* [MATERIALS PROVIDED]:
>>>>

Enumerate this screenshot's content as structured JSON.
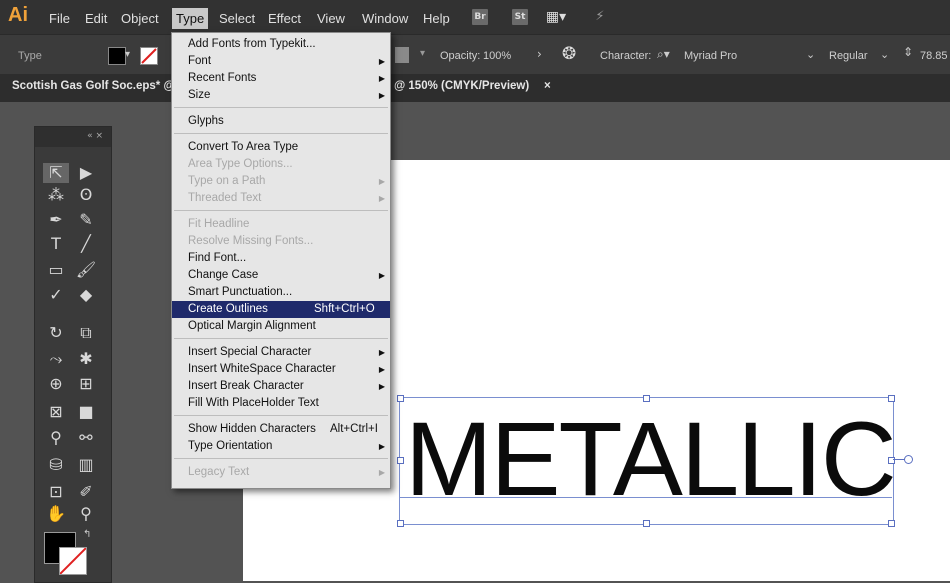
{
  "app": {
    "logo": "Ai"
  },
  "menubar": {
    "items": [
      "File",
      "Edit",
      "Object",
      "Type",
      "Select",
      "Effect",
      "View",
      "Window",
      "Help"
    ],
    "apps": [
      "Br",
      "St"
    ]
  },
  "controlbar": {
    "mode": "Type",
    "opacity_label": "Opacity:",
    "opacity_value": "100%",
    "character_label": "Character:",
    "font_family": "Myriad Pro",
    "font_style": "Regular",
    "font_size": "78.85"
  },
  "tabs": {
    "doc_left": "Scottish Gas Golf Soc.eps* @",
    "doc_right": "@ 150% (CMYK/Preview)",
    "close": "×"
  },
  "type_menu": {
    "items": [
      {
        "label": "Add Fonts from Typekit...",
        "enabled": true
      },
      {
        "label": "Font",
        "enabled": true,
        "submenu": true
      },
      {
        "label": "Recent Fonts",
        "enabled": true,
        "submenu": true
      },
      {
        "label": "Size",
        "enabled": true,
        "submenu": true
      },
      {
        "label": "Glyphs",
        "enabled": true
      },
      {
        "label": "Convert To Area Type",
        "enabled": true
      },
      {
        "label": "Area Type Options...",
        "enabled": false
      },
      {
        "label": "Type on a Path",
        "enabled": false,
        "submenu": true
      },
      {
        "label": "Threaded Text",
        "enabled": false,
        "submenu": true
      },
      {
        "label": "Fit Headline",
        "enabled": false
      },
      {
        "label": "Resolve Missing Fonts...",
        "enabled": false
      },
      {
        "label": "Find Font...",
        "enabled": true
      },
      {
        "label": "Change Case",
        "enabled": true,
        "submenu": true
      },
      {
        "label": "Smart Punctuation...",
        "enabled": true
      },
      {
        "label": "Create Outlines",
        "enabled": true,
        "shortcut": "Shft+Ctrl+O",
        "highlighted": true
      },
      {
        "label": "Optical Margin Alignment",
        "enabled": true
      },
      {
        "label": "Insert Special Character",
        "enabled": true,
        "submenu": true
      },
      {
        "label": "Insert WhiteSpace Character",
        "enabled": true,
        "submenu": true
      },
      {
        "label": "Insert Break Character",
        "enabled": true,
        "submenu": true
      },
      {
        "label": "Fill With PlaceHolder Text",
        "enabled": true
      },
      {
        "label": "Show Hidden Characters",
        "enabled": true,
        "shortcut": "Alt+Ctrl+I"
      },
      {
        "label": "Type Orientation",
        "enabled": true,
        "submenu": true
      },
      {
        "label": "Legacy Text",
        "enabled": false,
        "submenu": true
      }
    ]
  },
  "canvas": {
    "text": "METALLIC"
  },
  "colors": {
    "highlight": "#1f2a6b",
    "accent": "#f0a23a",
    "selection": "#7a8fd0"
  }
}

<<<<

* [TASK DIRECTIONS]: Write out the records above exactly as they stand, leaving out every picture.

* [EXERCISE OUTPUT]:
Enumerate this screenshot's content as structured JSON.
{
  "app": {
    "logo": "Ai"
  },
  "menubar": {
    "items": [
      "File",
      "Edit",
      "Object",
      "Type",
      "Select",
      "Effect",
      "View",
      "Window",
      "Help"
    ],
    "apps": [
      "Br",
      "St"
    ]
  },
  "controlbar": {
    "mode": "Type",
    "opacity_label": "Opacity:",
    "opacity_value": "100%",
    "character_label": "Character:",
    "font_family": "Myriad Pro",
    "font_style": "Regular",
    "font_size": "78.85"
  },
  "tabs": {
    "doc_left": "Scottish Gas Golf Soc.eps* @",
    "doc_right": "@ 150% (CMYK/Preview)",
    "close": "×"
  },
  "type_menu": {
    "items": [
      {
        "label": "Add Fonts from Typekit...",
        "enabled": true
      },
      {
        "label": "Font",
        "enabled": true,
        "submenu": true
      },
      {
        "label": "Recent Fonts",
        "enabled": true,
        "submenu": true
      },
      {
        "label": "Size",
        "enabled": true,
        "submenu": true
      },
      {
        "label": "Glyphs",
        "enabled": true
      },
      {
        "label": "Convert To Area Type",
        "enabled": true
      },
      {
        "label": "Area Type Options...",
        "enabled": false
      },
      {
        "label": "Type on a Path",
        "enabled": false,
        "submenu": true
      },
      {
        "label": "Threaded Text",
        "enabled": false,
        "submenu": true
      },
      {
        "label": "Fit Headline",
        "enabled": false
      },
      {
        "label": "Resolve Missing Fonts...",
        "enabled": false
      },
      {
        "label": "Find Font...",
        "enabled": true
      },
      {
        "label": "Change Case",
        "enabled": true,
        "submenu": true
      },
      {
        "label": "Smart Punctuation...",
        "enabled": true
      },
      {
        "label": "Create Outlines",
        "enabled": true,
        "shortcut": "Shft+Ctrl+O",
        "highlighted": true
      },
      {
        "label": "Optical Margin Alignment",
        "enabled": true
      },
      {
        "label": "Insert Special Character",
        "enabled": true,
        "submenu": true
      },
      {
        "label": "Insert WhiteSpace Character",
        "enabled": true,
        "submenu": true
      },
      {
        "label": "Insert Break Character",
        "enabled": true,
        "submenu": true
      },
      {
        "label": "Fill With PlaceHolder Text",
        "enabled": true
      },
      {
        "label": "Show Hidden Characters",
        "enabled": true,
        "shortcut": "Alt+Ctrl+I"
      },
      {
        "label": "Type Orientation",
        "enabled": true,
        "submenu": true
      },
      {
        "label": "Legacy Text",
        "enabled": false,
        "submenu": true
      }
    ]
  },
  "canvas": {
    "text": "METALLIC"
  },
  "colors": {
    "highlight": "#1f2a6b",
    "accent": "#f0a23a",
    "selection": "#7a8fd0"
  }
}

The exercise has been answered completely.